- TASK INPUTS:
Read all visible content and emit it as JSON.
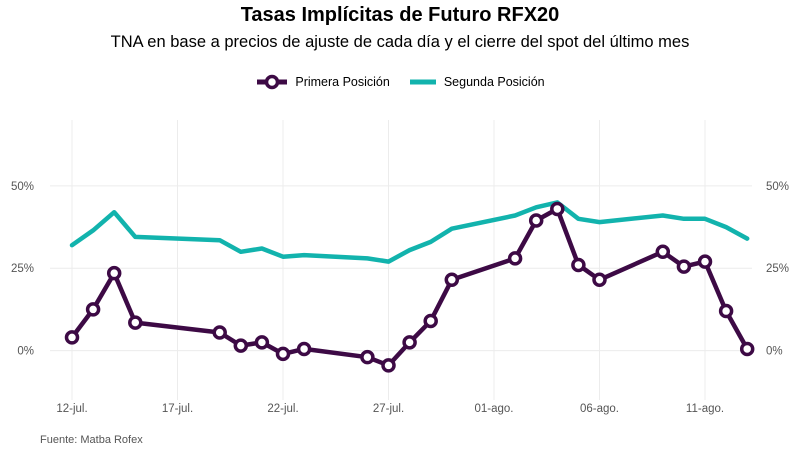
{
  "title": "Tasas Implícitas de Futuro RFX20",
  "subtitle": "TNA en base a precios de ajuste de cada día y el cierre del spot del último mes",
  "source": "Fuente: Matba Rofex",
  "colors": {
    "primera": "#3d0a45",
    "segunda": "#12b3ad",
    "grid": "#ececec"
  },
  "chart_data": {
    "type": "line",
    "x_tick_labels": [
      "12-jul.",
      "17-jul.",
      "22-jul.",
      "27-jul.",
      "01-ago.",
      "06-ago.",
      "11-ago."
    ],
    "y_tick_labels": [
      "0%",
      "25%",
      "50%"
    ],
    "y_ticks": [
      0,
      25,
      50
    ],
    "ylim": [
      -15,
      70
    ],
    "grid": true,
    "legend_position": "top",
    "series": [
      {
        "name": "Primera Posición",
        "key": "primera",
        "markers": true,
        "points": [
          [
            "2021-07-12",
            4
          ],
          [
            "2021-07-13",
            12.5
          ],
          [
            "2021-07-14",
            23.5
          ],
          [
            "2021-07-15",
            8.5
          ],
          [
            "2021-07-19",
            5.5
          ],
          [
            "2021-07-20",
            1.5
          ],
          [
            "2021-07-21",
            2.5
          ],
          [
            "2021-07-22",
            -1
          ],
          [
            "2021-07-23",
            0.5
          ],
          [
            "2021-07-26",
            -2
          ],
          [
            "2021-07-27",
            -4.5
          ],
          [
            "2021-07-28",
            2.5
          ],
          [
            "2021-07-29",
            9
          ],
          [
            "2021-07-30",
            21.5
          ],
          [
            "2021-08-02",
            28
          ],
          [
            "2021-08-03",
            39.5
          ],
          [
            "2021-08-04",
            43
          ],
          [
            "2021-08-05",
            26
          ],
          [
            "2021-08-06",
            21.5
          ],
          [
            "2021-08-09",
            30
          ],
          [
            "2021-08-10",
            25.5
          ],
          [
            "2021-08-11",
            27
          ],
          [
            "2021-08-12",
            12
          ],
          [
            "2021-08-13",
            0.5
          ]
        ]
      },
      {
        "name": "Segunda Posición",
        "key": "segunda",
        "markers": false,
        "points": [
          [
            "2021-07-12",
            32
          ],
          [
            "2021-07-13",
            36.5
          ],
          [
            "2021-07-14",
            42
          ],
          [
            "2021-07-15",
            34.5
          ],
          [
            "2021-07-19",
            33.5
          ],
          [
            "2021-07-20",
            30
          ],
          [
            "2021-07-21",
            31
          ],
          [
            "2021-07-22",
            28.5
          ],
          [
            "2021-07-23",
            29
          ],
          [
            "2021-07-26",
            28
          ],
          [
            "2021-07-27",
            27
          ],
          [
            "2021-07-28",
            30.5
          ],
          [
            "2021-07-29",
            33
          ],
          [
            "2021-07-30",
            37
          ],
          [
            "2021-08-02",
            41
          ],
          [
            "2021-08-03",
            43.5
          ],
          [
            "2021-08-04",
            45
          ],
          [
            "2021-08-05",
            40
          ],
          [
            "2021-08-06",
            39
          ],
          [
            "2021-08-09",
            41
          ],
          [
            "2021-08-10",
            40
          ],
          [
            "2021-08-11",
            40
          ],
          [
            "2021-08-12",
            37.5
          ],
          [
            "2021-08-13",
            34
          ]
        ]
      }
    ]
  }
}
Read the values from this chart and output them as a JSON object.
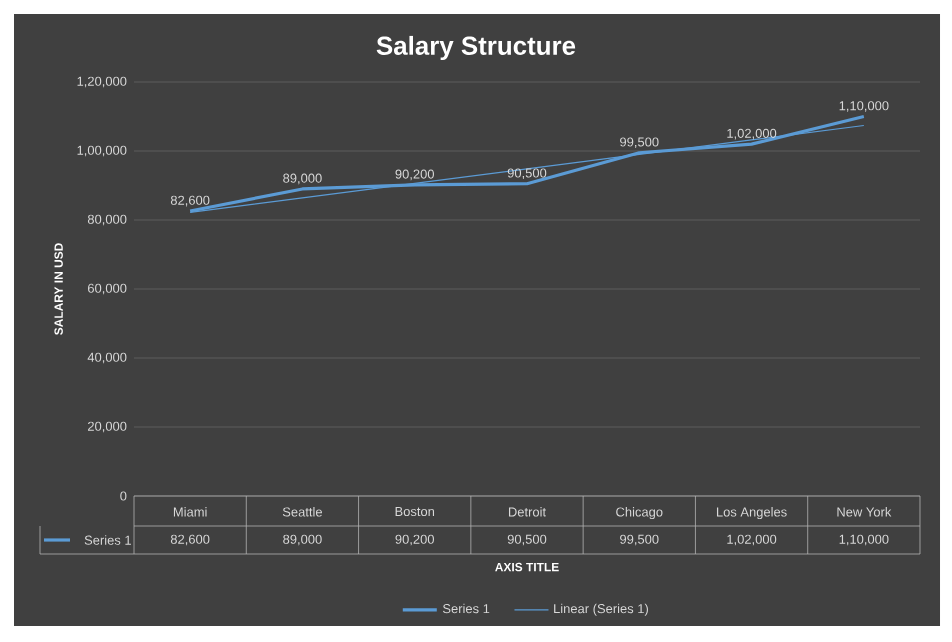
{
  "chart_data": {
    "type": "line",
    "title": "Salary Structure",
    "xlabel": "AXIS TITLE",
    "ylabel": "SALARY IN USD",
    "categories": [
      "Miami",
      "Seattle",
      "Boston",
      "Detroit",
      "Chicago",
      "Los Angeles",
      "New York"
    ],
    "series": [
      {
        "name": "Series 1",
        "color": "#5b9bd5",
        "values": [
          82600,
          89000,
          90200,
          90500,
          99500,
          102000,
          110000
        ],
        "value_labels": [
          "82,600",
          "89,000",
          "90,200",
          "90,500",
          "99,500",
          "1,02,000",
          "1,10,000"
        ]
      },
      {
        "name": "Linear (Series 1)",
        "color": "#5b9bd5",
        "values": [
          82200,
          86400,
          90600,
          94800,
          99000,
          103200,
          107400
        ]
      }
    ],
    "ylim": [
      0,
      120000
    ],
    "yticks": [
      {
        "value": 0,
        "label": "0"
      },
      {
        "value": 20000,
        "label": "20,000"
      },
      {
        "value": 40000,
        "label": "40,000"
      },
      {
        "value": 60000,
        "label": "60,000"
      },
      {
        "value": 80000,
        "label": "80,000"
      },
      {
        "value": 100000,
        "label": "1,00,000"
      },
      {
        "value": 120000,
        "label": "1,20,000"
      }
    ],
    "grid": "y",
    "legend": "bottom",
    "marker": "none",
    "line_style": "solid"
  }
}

- INSTRUCTION: Write down every line of the data above that includes the string "name".

- SOLUTION FOR THIS EXERCISE:
        "name": "Primera Posición",
        "name": "Segunda Posición",
        "name": "Series 1",
        "name": "Linear (Series 1)",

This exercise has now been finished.